**TASK REQUIREMENTS**:
Extract each line where the string "hospitality" shows up.

start DATA SUPPLIED

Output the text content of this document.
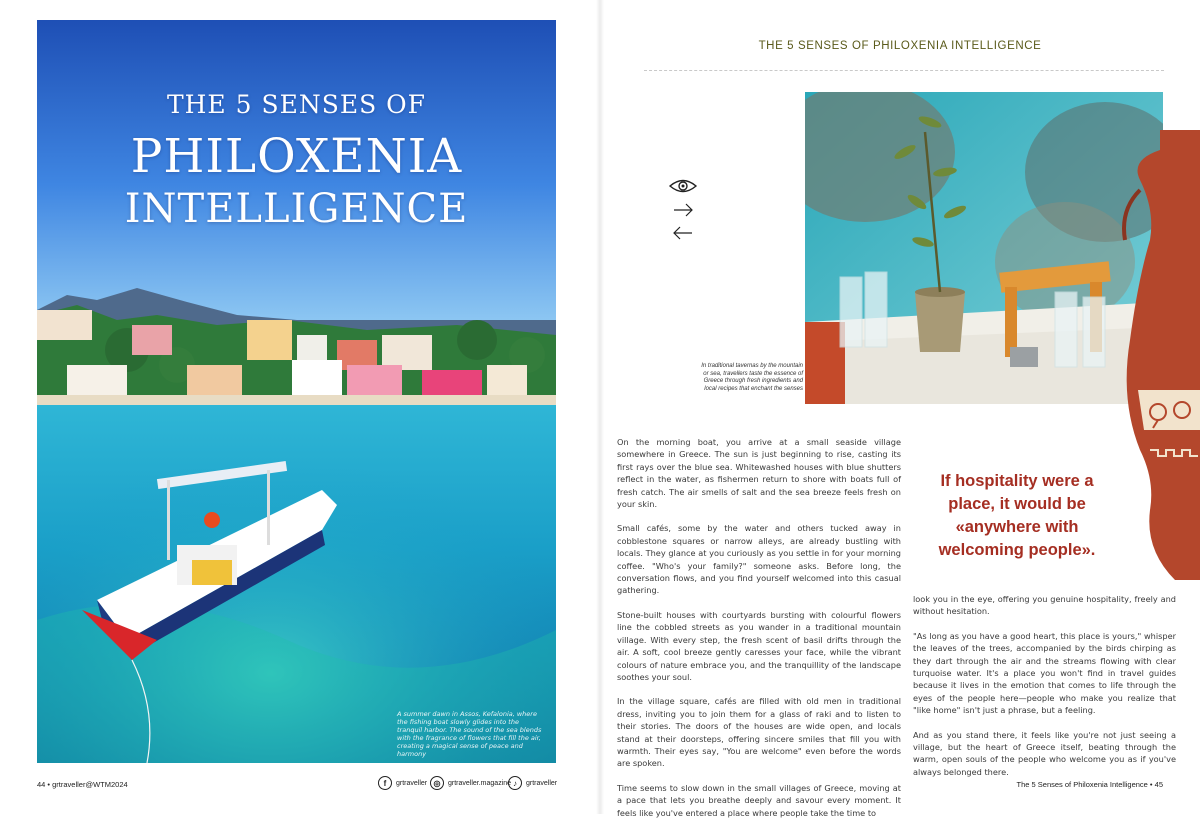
THE 5 SENSES OF
PHILOXENIA
INTELLIGENCE
A summer dawn in Assos, Kefalonia, where the fishing boat slowly glides into the tranquil harbor. The sound of the sea blends with the fragrance of flowers that fill the air, creating a magical sense of peace and harmony
44 • grtraveller@WTM2024	f	grtraveller ◎	grtraveller.magazine ♪	grtraveller
THE 5 SENSES OF PHILOXENIA INTELLIGENCE
In traditional tavernas by the mountain or sea, travellers taste the essence of Greece through fresh ingredients and local recipes that enchant the senses
If hospitality were a place, it would be «anywhere with welcoming people».

On the morning boat, you arrive at a small seaside village somewhere in Greece. The sun is just beginning to rise, casting its first rays over the blue sea. Whitewashed houses with blue shutters reflect in the water, as fishermen return to shore with boats full of fresh catch. The air smells of salt and the sea breeze feels fresh on your skin.

Small cafés, some by the water and others tucked away in cobblestone squares or narrow alleys, are already bustling with locals. They glance at you curiously as you settle in for your morning coffee. "Who's your family?" someone asks. Before long, the conversation flows, and you find yourself welcomed into this casual gathering.

Stone-built houses with courtyards bursting with colourful flowers line the cobbled streets as you wander in a traditional mountain village. With every step, the fresh scent of basil drifts through the air. A soft, cool breeze gently caresses your face, while the vibrant colours of nature embrace you, and the tranquillity of the landscape soothes your soul.

In the village square, cafés are filled with old men in traditional dress, inviting you to join them for a glass of raki and to listen to their stories. The doors of the houses are wide open, and locals stand at their doorsteps, offering sincere smiles that fill you with warmth. Their eyes say, "You are welcome" even before the words are spoken.

Time seems to slow down in the small villages of Greece, moving at a pace that lets you breathe deeply and savour every moment. It feels like you've entered a place where people take the time to

look you in the eye, offering you genuine hospitality, freely and without hesitation.

"As long as you have a good heart, this place is yours," whisper the leaves of the trees, accompanied by the birds chirping as they dart through the air and the streams flowing with clear turquoise water. It's a place you won't find in travel guides because it lives in the emotion that comes to life through the eyes of the people here—people who make you realize that "like home" isn't just a phrase, but a feeling.

And as you stand there, it feels like you're not just seeing a village, but the heart of Greece itself, beating through the warm, open souls of the people who welcome you as if you've always belonged there.

The 5 Senses of Philoxenia Intelligence • 45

end DATA SUPPLIED

**OUTPUT FOR THIS TASK**:
If hospitality were a place, it would be «anywhere with welcoming people».
look you in the eye, offering you genuine hospitality, freely and without hesitation.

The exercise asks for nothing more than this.